Work to be completed —
Collect each line of the entries that holds the string "Good".

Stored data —
Start
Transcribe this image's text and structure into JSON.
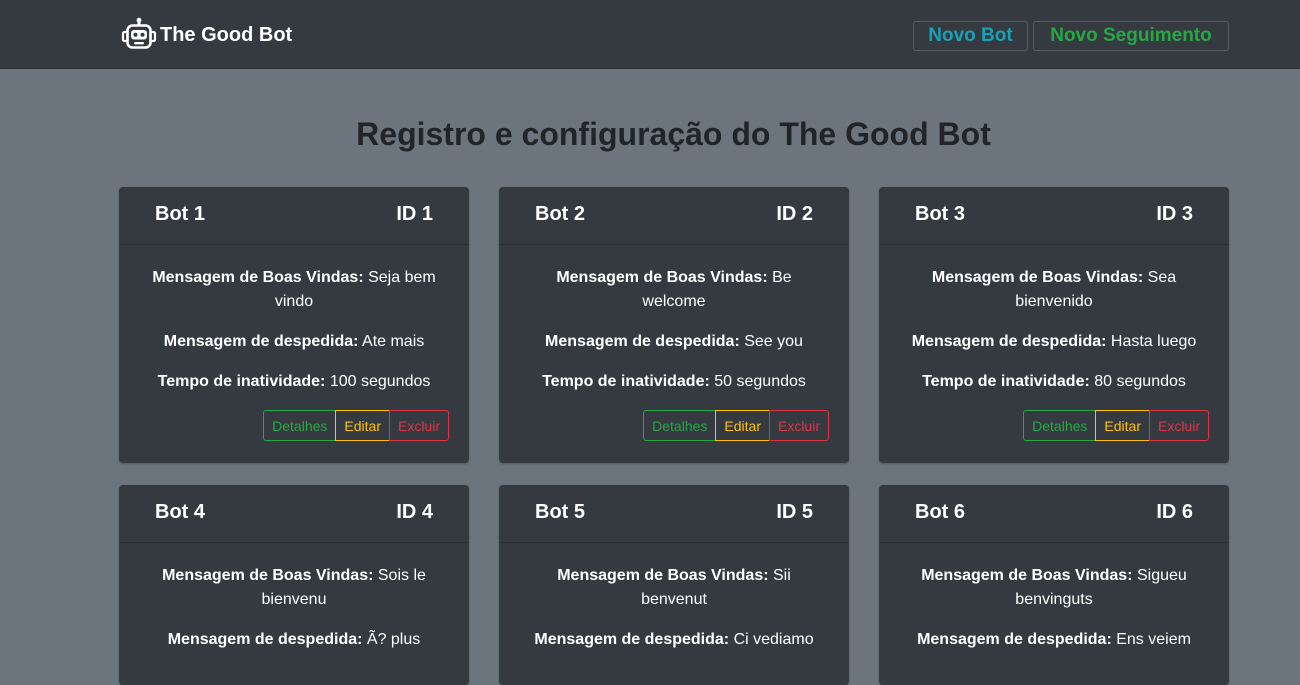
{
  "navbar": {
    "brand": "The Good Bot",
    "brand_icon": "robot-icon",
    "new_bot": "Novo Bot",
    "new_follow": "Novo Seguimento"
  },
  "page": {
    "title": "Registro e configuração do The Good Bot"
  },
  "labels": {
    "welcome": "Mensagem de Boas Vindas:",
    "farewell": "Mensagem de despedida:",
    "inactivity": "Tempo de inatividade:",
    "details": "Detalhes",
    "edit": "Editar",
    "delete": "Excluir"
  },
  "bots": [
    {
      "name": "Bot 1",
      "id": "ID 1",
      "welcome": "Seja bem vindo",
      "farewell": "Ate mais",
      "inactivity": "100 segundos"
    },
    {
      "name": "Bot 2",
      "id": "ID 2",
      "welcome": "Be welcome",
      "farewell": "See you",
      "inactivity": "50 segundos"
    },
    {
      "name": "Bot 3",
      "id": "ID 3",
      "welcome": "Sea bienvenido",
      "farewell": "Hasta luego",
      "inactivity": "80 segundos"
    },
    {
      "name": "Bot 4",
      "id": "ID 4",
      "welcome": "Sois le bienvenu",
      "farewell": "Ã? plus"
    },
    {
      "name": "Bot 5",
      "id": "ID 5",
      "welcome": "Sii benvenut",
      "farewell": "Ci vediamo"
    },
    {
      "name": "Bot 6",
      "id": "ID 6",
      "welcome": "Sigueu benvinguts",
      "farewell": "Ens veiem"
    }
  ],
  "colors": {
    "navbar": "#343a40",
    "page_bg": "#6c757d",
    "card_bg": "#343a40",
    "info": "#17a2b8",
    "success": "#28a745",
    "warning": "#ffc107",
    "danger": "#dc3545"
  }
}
End
Start
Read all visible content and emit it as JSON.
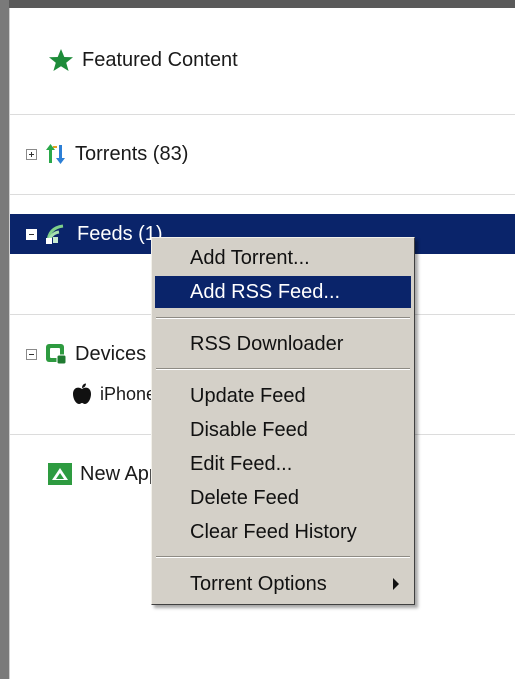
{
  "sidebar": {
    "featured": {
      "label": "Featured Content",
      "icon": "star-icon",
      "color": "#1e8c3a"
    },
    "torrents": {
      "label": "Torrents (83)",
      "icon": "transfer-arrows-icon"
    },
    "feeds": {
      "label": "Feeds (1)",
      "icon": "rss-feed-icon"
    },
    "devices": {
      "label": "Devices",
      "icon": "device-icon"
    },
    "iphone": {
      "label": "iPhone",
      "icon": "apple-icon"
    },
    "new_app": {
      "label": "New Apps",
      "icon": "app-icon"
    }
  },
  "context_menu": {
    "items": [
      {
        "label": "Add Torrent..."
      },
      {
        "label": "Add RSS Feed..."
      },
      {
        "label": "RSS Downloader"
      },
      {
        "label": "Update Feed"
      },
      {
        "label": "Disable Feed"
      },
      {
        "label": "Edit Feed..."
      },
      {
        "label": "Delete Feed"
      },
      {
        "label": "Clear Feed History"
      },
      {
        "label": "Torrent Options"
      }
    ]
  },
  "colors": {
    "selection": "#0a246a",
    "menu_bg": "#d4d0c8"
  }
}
End
Start
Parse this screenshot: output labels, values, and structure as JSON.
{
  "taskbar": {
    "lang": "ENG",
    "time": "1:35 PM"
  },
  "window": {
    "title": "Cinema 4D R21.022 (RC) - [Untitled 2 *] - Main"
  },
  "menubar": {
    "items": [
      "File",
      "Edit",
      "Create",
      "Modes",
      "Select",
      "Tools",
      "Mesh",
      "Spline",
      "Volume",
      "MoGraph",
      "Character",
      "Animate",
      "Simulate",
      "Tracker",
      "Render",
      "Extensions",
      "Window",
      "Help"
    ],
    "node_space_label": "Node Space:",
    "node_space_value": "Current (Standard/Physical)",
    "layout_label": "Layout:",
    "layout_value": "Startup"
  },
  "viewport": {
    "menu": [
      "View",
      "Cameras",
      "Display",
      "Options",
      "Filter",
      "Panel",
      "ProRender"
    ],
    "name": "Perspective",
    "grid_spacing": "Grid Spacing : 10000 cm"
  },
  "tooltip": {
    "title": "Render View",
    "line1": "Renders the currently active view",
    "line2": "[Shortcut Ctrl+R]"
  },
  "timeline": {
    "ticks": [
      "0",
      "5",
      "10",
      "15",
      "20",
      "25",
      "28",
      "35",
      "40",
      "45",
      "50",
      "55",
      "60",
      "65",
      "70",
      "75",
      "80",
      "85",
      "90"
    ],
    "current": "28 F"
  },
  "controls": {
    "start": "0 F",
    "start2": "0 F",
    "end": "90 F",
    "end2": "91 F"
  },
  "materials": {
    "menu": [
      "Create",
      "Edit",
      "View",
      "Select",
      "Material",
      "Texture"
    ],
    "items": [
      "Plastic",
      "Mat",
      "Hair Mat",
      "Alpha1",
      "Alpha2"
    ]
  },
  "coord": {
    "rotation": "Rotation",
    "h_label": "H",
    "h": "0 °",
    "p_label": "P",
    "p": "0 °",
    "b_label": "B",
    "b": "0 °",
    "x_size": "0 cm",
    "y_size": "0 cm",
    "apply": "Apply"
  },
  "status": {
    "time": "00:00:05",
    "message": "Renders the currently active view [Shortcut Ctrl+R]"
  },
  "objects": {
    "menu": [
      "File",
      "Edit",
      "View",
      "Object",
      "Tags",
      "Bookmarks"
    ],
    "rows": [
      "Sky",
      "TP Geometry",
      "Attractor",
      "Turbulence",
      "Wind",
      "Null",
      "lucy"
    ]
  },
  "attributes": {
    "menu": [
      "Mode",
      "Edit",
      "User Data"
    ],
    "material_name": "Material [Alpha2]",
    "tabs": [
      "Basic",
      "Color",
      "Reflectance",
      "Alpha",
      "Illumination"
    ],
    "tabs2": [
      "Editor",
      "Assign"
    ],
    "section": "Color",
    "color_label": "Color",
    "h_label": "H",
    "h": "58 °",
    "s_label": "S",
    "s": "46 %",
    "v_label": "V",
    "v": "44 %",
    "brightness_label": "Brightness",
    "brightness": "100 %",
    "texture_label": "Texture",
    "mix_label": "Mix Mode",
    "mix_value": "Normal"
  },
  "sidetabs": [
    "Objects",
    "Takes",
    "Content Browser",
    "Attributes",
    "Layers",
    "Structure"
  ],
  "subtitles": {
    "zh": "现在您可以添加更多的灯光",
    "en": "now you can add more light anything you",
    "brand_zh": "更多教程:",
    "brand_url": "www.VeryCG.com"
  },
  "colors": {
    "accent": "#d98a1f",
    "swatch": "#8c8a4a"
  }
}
End
Reply to the task —
    "brand": "The Good Bot",
    "title": "Registro e configuração do The Good Bot"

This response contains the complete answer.